RECORDS:
═══
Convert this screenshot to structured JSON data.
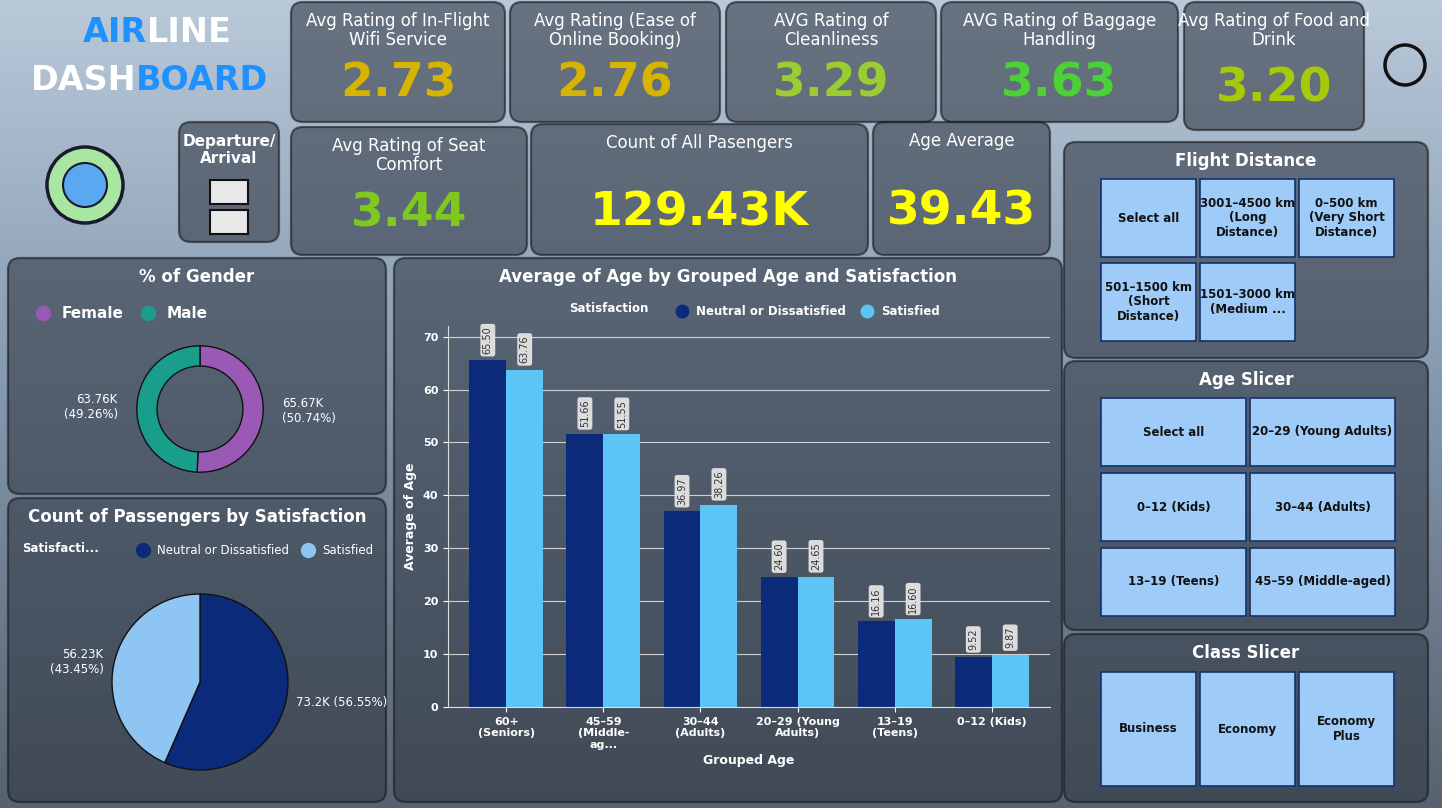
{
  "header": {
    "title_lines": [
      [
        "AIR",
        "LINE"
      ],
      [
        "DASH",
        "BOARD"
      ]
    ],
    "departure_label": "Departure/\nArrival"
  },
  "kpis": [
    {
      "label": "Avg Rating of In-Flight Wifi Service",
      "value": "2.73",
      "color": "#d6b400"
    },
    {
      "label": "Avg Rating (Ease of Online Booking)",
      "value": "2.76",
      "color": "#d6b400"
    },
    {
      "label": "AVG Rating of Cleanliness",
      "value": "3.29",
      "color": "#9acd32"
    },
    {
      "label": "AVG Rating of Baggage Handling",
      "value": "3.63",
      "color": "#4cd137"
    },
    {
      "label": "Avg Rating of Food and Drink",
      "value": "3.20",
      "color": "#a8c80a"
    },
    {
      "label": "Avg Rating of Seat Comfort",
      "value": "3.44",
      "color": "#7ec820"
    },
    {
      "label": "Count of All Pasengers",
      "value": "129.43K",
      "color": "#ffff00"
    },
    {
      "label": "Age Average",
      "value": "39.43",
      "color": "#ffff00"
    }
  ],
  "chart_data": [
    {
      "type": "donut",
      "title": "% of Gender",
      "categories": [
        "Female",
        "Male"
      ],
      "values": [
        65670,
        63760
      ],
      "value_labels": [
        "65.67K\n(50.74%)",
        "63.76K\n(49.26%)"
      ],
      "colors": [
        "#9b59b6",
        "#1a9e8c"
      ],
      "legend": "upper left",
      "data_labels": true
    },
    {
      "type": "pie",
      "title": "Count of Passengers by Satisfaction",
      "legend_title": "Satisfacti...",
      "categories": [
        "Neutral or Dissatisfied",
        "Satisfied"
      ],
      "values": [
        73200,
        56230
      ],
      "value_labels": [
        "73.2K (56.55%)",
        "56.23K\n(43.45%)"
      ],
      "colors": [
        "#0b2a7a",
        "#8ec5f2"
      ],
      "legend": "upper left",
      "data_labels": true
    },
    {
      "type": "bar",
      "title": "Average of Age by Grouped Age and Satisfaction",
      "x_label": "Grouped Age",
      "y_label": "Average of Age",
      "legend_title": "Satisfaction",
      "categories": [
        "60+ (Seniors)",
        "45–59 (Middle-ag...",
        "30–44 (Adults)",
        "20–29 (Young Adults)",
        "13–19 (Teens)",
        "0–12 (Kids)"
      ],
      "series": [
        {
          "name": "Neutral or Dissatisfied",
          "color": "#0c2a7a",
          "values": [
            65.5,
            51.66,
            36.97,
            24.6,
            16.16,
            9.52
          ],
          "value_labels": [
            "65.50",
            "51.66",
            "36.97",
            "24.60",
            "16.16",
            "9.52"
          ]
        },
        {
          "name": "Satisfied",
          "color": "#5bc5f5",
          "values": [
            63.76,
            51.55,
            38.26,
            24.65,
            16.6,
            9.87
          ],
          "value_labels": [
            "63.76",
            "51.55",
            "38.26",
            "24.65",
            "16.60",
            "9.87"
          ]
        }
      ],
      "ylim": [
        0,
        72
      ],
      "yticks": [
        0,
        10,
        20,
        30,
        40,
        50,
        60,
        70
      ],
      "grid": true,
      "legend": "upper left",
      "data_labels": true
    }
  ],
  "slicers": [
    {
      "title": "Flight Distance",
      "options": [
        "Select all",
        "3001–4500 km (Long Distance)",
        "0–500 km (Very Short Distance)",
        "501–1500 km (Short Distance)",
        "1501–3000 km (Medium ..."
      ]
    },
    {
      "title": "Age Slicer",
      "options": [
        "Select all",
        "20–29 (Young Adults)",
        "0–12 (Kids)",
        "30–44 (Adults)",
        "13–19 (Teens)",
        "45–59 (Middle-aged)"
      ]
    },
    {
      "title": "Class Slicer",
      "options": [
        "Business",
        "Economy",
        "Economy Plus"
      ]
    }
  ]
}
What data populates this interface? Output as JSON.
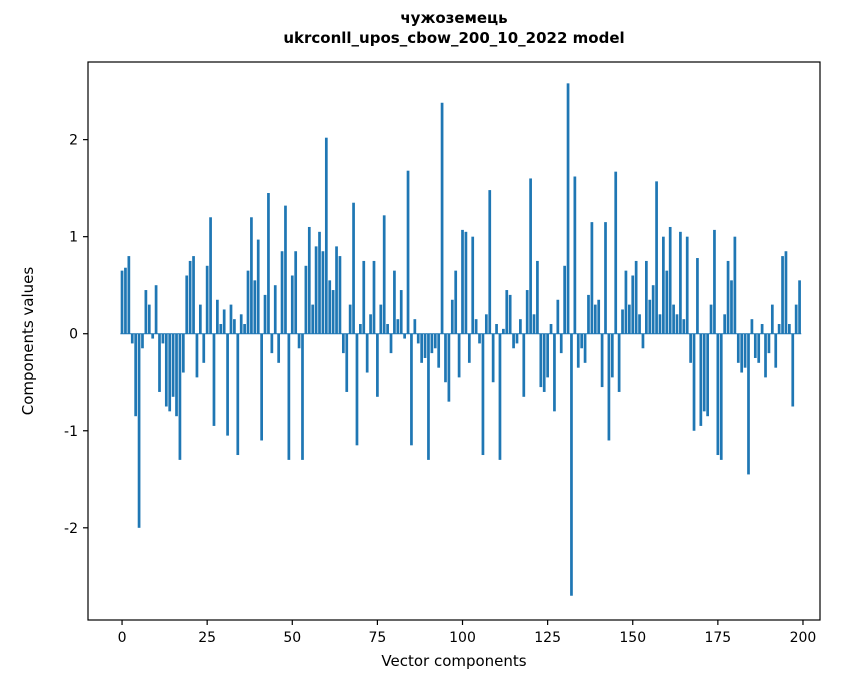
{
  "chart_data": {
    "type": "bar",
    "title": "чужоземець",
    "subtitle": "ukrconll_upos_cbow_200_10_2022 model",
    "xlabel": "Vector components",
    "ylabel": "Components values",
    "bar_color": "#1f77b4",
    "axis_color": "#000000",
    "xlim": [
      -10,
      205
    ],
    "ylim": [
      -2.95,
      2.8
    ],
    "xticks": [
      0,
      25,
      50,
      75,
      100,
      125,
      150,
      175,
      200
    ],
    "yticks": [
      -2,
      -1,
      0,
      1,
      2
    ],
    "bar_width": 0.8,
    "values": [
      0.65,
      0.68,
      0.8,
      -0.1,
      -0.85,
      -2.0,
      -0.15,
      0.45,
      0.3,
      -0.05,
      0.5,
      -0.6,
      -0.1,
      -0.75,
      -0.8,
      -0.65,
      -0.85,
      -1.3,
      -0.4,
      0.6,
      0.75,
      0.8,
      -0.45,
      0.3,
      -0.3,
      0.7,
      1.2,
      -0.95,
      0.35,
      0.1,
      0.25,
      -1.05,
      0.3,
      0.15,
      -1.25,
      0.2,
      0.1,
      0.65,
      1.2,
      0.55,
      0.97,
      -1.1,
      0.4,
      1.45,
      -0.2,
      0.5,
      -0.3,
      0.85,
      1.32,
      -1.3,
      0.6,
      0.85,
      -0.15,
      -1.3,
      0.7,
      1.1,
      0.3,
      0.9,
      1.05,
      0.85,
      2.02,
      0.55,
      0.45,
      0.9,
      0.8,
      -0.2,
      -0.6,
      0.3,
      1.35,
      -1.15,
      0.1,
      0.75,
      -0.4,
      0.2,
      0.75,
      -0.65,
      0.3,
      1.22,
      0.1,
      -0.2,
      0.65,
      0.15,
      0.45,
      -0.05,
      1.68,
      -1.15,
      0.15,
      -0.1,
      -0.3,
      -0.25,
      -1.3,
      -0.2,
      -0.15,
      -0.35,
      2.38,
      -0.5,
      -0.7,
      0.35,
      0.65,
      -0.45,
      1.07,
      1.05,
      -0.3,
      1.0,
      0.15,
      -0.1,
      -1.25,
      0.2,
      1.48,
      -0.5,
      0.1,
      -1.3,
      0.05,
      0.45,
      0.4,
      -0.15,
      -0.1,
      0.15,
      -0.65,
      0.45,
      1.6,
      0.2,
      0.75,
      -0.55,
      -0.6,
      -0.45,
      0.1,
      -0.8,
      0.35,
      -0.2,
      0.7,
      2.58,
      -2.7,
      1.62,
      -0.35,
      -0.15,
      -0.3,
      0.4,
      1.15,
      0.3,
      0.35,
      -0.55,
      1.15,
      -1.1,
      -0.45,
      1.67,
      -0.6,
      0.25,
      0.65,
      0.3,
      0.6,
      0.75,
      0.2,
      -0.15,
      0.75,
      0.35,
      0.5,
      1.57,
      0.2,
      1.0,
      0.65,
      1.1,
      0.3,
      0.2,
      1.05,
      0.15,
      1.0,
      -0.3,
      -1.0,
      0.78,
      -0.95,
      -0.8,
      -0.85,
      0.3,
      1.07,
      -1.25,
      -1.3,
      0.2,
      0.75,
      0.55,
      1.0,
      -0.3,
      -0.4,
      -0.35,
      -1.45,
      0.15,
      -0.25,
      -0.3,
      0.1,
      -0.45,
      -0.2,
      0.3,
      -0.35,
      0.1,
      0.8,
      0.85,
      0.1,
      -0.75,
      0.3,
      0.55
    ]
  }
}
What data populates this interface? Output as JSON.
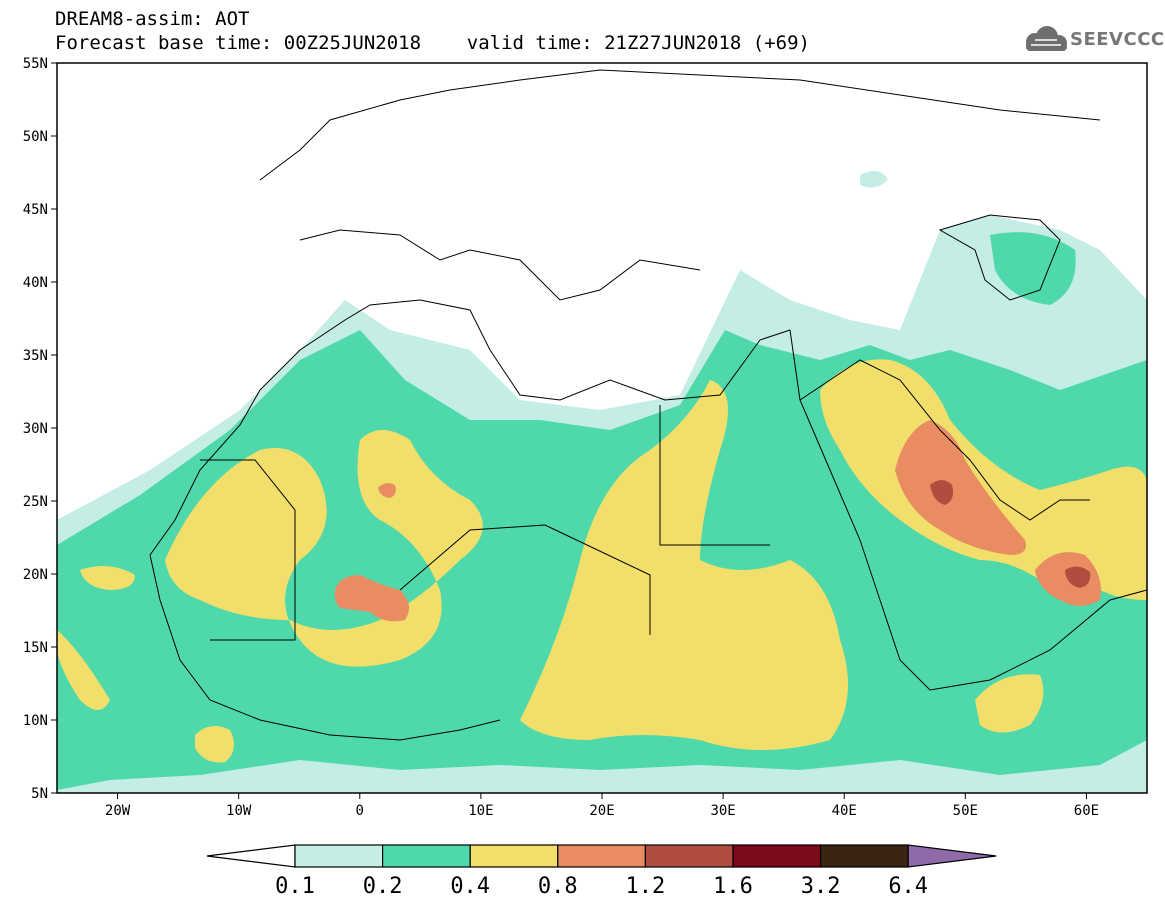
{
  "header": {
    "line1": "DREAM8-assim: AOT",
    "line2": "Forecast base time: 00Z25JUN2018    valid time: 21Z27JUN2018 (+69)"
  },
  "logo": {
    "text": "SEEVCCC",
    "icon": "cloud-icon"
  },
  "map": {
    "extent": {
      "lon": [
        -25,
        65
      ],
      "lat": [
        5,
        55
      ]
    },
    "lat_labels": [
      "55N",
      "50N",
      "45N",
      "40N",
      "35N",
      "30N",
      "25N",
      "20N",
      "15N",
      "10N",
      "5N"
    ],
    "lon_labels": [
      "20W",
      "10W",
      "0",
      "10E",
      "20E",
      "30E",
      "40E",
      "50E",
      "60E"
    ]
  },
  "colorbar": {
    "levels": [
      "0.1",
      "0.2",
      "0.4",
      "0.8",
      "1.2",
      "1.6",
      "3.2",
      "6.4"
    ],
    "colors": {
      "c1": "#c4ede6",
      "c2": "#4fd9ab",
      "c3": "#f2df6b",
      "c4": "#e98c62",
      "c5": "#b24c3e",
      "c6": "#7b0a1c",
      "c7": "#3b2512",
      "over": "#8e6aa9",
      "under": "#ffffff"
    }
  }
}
═══
Say how many lines in the records hold the string "Grouped", and say nothing else.

2